--- Set task ---
Copy out all the records, word for word.
------ Data to process
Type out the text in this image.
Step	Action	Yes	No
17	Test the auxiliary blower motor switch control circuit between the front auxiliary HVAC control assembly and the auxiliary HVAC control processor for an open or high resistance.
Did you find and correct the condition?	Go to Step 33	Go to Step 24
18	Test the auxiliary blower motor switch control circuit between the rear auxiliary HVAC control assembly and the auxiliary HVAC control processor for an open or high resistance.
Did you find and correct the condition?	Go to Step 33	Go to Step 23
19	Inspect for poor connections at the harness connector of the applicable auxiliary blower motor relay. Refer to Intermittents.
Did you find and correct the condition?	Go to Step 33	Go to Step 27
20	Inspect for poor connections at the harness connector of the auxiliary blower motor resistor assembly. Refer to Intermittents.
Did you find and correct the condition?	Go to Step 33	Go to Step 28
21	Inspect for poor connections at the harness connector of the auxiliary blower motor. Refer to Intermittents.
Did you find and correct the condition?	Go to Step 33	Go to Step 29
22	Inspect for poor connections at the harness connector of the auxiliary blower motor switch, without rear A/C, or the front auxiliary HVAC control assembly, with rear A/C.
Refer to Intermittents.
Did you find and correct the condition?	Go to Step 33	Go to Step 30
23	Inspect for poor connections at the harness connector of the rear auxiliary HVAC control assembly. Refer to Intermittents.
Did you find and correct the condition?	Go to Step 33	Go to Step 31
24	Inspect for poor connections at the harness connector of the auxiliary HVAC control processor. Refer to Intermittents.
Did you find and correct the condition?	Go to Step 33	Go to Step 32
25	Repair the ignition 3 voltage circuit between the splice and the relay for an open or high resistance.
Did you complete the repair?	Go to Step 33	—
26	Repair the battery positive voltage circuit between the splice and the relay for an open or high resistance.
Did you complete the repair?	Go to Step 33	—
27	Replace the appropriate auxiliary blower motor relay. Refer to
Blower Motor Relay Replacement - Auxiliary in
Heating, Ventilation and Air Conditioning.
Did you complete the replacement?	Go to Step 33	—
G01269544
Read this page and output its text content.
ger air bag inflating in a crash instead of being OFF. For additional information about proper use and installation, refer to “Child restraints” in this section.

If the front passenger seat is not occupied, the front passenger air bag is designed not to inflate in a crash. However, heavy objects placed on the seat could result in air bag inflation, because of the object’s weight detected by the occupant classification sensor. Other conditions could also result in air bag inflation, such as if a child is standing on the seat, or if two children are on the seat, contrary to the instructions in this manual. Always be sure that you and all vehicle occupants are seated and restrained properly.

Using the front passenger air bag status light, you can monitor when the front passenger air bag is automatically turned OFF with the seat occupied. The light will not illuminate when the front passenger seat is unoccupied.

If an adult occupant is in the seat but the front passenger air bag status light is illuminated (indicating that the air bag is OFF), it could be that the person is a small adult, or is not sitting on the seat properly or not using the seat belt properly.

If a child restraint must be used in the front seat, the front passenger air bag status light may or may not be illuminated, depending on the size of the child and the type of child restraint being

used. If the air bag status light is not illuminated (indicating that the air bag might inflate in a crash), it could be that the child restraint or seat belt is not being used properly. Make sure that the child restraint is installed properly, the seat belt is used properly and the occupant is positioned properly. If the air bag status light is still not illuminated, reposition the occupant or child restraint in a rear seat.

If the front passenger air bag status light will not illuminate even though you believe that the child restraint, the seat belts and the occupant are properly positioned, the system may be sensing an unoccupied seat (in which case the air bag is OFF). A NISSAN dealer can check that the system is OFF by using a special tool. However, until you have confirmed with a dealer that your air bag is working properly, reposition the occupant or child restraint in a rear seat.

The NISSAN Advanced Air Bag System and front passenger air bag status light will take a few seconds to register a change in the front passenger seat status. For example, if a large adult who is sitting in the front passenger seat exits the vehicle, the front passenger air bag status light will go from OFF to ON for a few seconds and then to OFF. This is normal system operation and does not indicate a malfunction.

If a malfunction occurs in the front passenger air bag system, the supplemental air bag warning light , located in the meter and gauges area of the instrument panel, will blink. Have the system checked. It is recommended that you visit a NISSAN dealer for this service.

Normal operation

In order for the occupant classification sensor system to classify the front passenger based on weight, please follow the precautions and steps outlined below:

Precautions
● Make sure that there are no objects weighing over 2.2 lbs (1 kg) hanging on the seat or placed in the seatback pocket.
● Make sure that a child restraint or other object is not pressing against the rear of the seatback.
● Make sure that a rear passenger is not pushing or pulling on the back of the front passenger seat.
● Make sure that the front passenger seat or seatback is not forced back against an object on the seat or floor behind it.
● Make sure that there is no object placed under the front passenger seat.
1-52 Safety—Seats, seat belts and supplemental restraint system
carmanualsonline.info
------------
--- Answer to this exercise ---
Type out the text in this image.
Step	Action	Yes	No
17	Test the auxiliary blower motor switch control circuit between the front auxiliary HVAC control assembly and the auxiliary HVAC control processor for an open or high resistance.
Did you find and correct the condition?	Go to Step 33	Go to Step 24
18	Test the auxiliary blower motor switch control circuit between the rear auxiliary HVAC control assembly and the auxiliary HVAC control processor for an open or high resistance.
Did you find and correct the condition?	Go to Step 33	Go to Step 23
19	Inspect for poor connections at the harness connector of the applicable auxiliary blower motor relay. Refer to Intermittents.
Did you find and correct the condition?	Go to Step 33	Go to Step 27
20	Inspect for poor connections at the harness connector of the auxiliary blower motor resistor assembly. Refer to Intermittents.
Did you find and correct the condition?	Go to Step 33	Go to Step 28
21	Inspect for poor connections at the harness connector of the auxiliary blower motor. Refer to Intermittents.
Did you find and correct the condition?	Go to Step 33	Go to Step 29
22	Inspect for poor connections at the harness connector of the auxiliary blower motor switch, without rear A/C, or the front auxiliary HVAC control assembly, with rear A/C.
Refer to Intermittents.
Did you find and correct the condition?	Go to Step 33	Go to Step 30
23	Inspect for poor connections at the harness connector of the rear auxiliary HVAC control assembly. Refer to Intermittents.
Did you find and correct the condition?	Go to Step 33	Go to Step 31
24	Inspect for poor connections at the harness connector of the auxiliary HVAC control processor. Refer to Intermittents.
Did you find and correct the condition?	Go to Step 33	Go to Step 32
25	Repair the ignition 3 voltage circuit between the splice and the relay for an open or high resistance.
Did you complete the repair?	Go to Step 33	—
26	Repair the battery positive voltage circuit between the splice and the relay for an open or high resistance.
Did you complete the repair?	Go to Step 33	—
27	Replace the appropriate auxiliary blower motor relay. Refer to
Blower Motor Relay Replacement - Auxiliary in
Heating, Ventilation and Air Conditioning.
Did you complete the replacement?	Go to Step 33	—
G01269544
Read this page and output its text content.
ger air bag inflating in a crash instead of being OFF. For additional information about proper use and installation, refer to “Child restraints” in this section.

If the front passenger seat is not occupied, the front passenger air bag is designed not to inflate in a crash. However, heavy objects placed on the seat could result in air bag inflation, because of the object’s weight detected by the occupant classification sensor. Other conditions could also result in air bag inflation, such as if a child is standing on the seat, or if two children are on the seat, contrary to the instructions in this manual. Always be sure that you and all vehicle occupants are seated and restrained properly.

Using the front passenger air bag status light, you can monitor when the front passenger air bag is automatically turned OFF with the seat occupied. The light will not illuminate when the front passenger seat is unoccupied.

If an adult occupant is in the seat but the front passenger air bag status light is illuminated (indicating that the air bag is OFF), it could be that the person is a small adult, or is not sitting on the seat properly or not using the seat belt properly.

If a child restraint must be used in the front seat, the front passenger air bag status light may or may not be illuminated, depending on the size of the child and the type of child restraint being

used. If the air bag status light is not illuminated (indicating that the air bag might inflate in a crash), it could be that the child restraint or seat belt is not being used properly. Make sure that the child restraint is installed properly, the seat belt is used properly and the occupant is positioned properly. If the air bag status light is still not illuminated, reposition the occupant or child restraint in a rear seat.

If the front passenger air bag status light will not illuminate even though you believe that the child restraint, the seat belts and the occupant are properly positioned, the system may be sensing an unoccupied seat (in which case the air bag is OFF). A NISSAN dealer can check that the system is OFF by using a special tool. However, until you have confirmed with a dealer that your air bag is working properly, reposition the occupant or child restraint in a rear seat.

The NISSAN Advanced Air Bag System and front passenger air bag status light will take a few seconds to register a change in the front passenger seat status. For example, if a large adult who is sitting in the front passenger seat exits the vehicle, the front passenger air bag status light will go from OFF to ON for a few seconds and then to OFF. This is normal system operation and does not indicate a malfunction.

If a malfunction occurs in the front passenger air bag system, the supplemental air bag warning light , located in the meter and gauges area of the instrument panel, will blink. Have the system checked. It is recommended that you visit a NISSAN dealer for this service.

Normal operation

In order for the occupant classification sensor system to classify the front passenger based on weight, please follow the precautions and steps outlined below:

Precautions
● Make sure that there are no objects weighing over 2.2 lbs (1 kg) hanging on the seat or placed in the seatback pocket.
● Make sure that a child restraint or other object is not pressing against the rear of the seatback.
● Make sure that a rear passenger is not pushing or pulling on the back of the front passenger seat.
● Make sure that the front passenger seat or seatback is not forced back against an object on the seat or floor behind it.
● Make sure that there is no object placed under the front passenger seat.
1-52 Safety—Seats, seat belts and supplemental restraint system
carmanualsonline.info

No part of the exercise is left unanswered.